**THE REQUEST**
Pictures in the records should not be copied, but every other part must be repeated exactly.

**DATA TO USE**
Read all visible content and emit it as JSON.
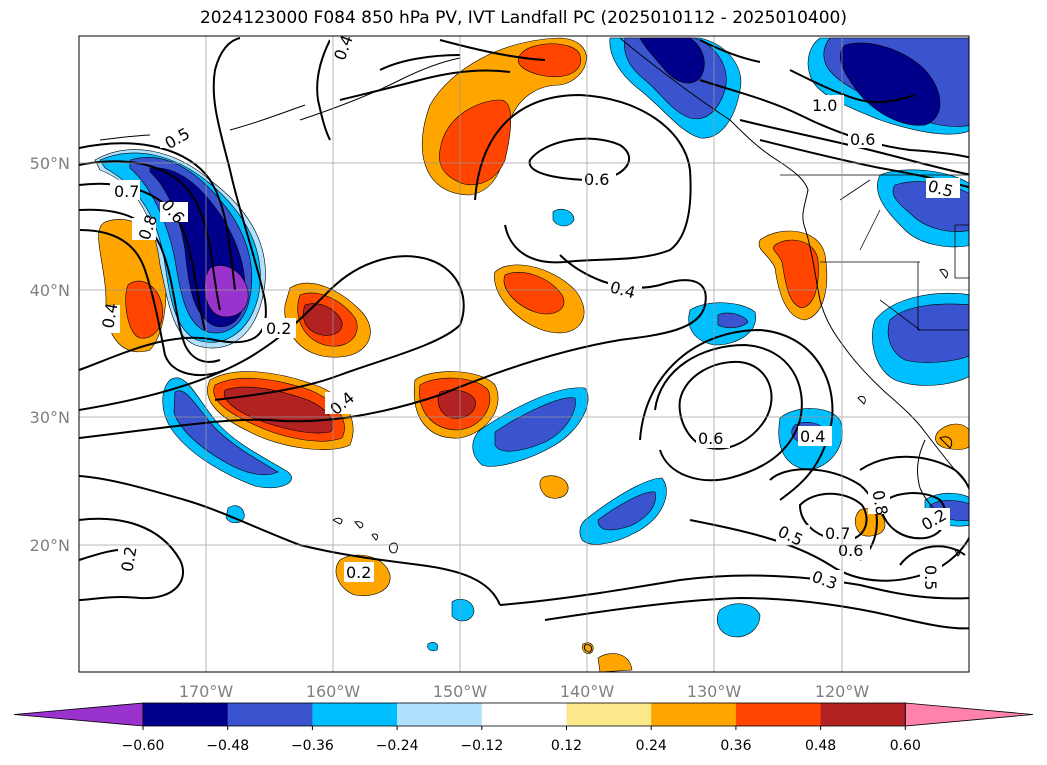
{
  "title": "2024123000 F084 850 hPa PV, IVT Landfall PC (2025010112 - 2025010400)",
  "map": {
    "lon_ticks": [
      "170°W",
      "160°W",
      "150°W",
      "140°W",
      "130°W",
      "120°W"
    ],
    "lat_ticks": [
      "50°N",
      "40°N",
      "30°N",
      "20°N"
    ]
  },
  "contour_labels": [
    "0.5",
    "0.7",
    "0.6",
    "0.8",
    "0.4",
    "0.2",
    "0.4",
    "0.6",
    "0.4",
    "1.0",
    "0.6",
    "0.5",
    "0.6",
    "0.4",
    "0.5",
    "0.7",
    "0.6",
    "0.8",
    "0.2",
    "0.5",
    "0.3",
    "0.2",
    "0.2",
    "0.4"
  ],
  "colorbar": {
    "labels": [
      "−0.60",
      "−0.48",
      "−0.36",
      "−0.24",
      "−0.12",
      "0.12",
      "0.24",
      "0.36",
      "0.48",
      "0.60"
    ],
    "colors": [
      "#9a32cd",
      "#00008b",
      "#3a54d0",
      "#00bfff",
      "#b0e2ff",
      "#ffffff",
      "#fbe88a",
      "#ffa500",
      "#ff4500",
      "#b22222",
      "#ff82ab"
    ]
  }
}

**ANSWER BELOW**
Read all visible content and emit it as JSON.
{
  "title": "2024123000 F084 850 hPa PV, IVT Landfall PC (2025010112 - 2025010400)",
  "map": {
    "lon_ticks": [
      "170°W",
      "160°W",
      "150°W",
      "140°W",
      "130°W",
      "120°W"
    ],
    "lat_ticks": [
      "50°N",
      "40°N",
      "30°N",
      "20°N"
    ]
  },
  "contour_labels": [
    "0.5",
    "0.7",
    "0.6",
    "0.8",
    "0.4",
    "0.2",
    "0.4",
    "0.6",
    "0.4",
    "1.0",
    "0.6",
    "0.5",
    "0.6",
    "0.4",
    "0.5",
    "0.7",
    "0.6",
    "0.8",
    "0.2",
    "0.5",
    "0.3",
    "0.2",
    "0.2",
    "0.4"
  ],
  "colorbar": {
    "labels": [
      "−0.60",
      "−0.48",
      "−0.36",
      "−0.24",
      "−0.12",
      "0.12",
      "0.24",
      "0.36",
      "0.48",
      "0.60"
    ],
    "colors": [
      "#9a32cd",
      "#00008b",
      "#3a54d0",
      "#00bfff",
      "#b0e2ff",
      "#ffffff",
      "#fbe88a",
      "#ffa500",
      "#ff4500",
      "#b22222",
      "#ff82ab"
    ]
  }
}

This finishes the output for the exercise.